▶ _TASK DIRECTIONS_:
Your reply should be one number: the count of lines holding the word "link".

— START —

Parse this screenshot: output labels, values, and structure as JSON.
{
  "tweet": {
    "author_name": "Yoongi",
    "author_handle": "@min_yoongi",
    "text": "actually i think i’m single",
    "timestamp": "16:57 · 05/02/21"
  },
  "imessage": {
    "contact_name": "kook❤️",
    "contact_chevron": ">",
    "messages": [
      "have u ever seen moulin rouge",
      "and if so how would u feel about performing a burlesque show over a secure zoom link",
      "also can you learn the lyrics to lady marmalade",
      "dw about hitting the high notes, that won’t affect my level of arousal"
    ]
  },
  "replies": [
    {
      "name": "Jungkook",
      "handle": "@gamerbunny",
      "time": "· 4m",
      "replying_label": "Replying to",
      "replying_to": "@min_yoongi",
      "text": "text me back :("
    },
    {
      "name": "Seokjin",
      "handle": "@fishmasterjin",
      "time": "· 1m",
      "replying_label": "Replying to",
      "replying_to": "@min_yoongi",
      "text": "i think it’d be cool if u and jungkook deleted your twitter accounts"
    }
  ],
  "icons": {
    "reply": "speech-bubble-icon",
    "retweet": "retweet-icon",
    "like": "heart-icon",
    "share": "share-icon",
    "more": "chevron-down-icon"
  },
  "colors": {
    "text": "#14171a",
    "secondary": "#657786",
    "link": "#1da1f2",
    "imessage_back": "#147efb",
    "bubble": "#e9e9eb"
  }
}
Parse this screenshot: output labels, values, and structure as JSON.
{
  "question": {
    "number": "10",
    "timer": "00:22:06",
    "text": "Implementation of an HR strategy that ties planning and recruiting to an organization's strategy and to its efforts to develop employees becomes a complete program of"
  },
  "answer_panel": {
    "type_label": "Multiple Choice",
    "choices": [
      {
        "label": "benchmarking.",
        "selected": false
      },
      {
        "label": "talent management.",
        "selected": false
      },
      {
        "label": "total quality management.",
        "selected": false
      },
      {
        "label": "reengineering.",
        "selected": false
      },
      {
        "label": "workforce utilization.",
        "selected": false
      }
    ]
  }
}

— END —

▶ _FINISHED EXERCISE_:
2